## Written task
Lines that hold the word "Modified" should be located and copied.

## Listing
****

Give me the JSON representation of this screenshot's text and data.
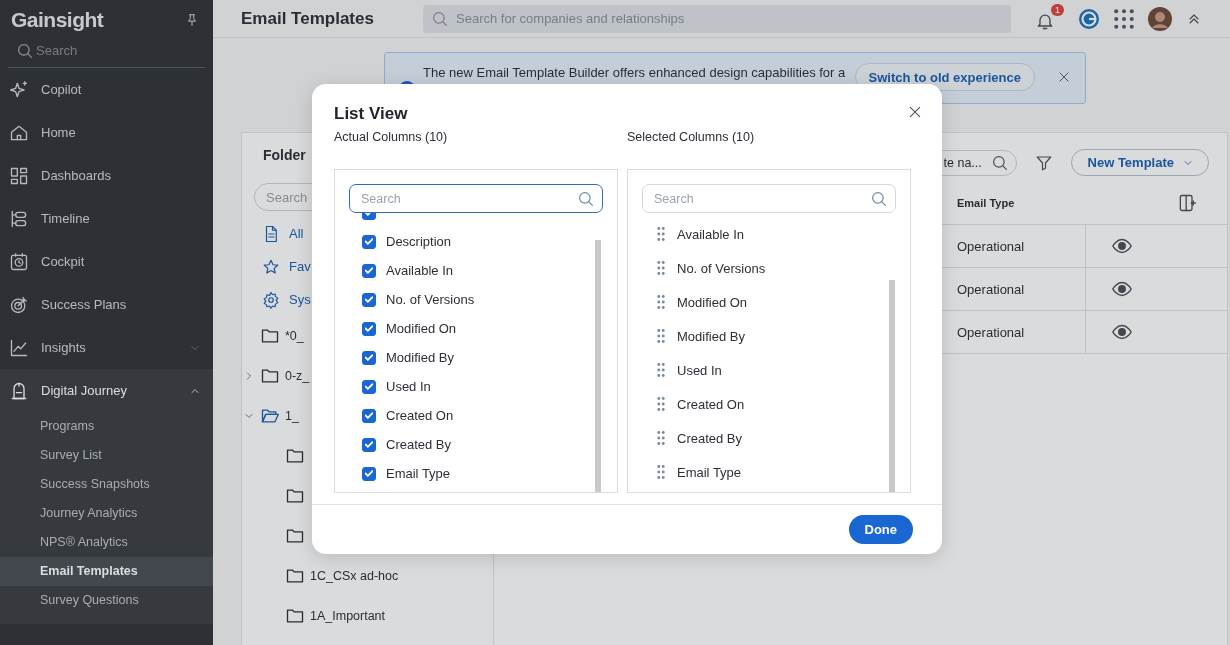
{
  "sidebar": {
    "logo": "Gainsight",
    "search": {
      "placeholder": "Search"
    },
    "items": [
      {
        "label": "Copilot"
      },
      {
        "label": "Home"
      },
      {
        "label": "Dashboards"
      },
      {
        "label": "Timeline"
      },
      {
        "label": "Cockpit"
      },
      {
        "label": "Success Plans"
      },
      {
        "label": "Insights",
        "expanded": false
      },
      {
        "label": "Digital Journey",
        "expanded": true,
        "children": [
          {
            "label": "Programs",
            "selected": false
          },
          {
            "label": "Survey List",
            "selected": false
          },
          {
            "label": "Success Snapshots",
            "selected": false
          },
          {
            "label": "Journey Analytics",
            "selected": false
          },
          {
            "label": "NPS® Analytics",
            "selected": false
          },
          {
            "label": "Email Templates",
            "selected": true
          },
          {
            "label": "Survey Questions",
            "selected": false
          }
        ]
      }
    ]
  },
  "topbar": {
    "title": "Email Templates",
    "search": {
      "placeholder": "Search for companies and relationships"
    },
    "notifications": "1"
  },
  "banner": {
    "text": "The new Email Template Builder offers enhanced design capabilities for a",
    "button": "Switch to old experience"
  },
  "folders": {
    "title": "Folder",
    "search": {
      "placeholder": "Search"
    },
    "links": [
      {
        "label": "All"
      },
      {
        "label": "Fav"
      },
      {
        "label": "Sys"
      }
    ],
    "tree": [
      {
        "kind": "folder",
        "name": "*0_"
      },
      {
        "kind": "folder",
        "name": "0-z_",
        "expanded": false
      },
      {
        "kind": "folder",
        "name": "1_",
        "expanded": true,
        "children": [
          {
            "kind": "folder"
          },
          {
            "kind": "folder"
          },
          {
            "kind": "folder"
          },
          {
            "kind": "folder",
            "name": "1C_CSx ad-hoc"
          },
          {
            "kind": "folder",
            "name": "1A_Important"
          }
        ]
      }
    ]
  },
  "table": {
    "search": {
      "value": "te na..."
    },
    "new_button": "New Template",
    "columns": [
      "Email Type"
    ],
    "rows": [
      {
        "email_type": "Operational"
      },
      {
        "email_type": "Operational"
      },
      {
        "email_type": "Operational"
      }
    ]
  },
  "modal": {
    "title": "List View",
    "actual": {
      "heading": "Actual Columns (10)",
      "search": {
        "placeholder": "Search"
      },
      "items": [
        {
          "checked": true
        },
        {
          "label": "Description",
          "checked": true
        },
        {
          "label": "Available In",
          "checked": true
        },
        {
          "label": "No. of Versions",
          "checked": true
        },
        {
          "label": "Modified On",
          "checked": true
        },
        {
          "label": "Modified By",
          "checked": true
        },
        {
          "label": "Used In",
          "checked": true
        },
        {
          "label": "Created On",
          "checked": true
        },
        {
          "label": "Created By",
          "checked": true
        },
        {
          "label": "Email Type",
          "checked": true
        }
      ]
    },
    "selected": {
      "heading": "Selected Columns (10)",
      "search": {
        "placeholder": "Search"
      },
      "items": [
        "Available In",
        "No. of Versions",
        "Modified On",
        "Modified By",
        "Used In",
        "Created On",
        "Created By",
        "Email Type"
      ]
    },
    "done": "Done"
  }
}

****

## Solution
          "label": "Modified On",
          "label": "Modified By",
        "Modified On",
        "Modified By",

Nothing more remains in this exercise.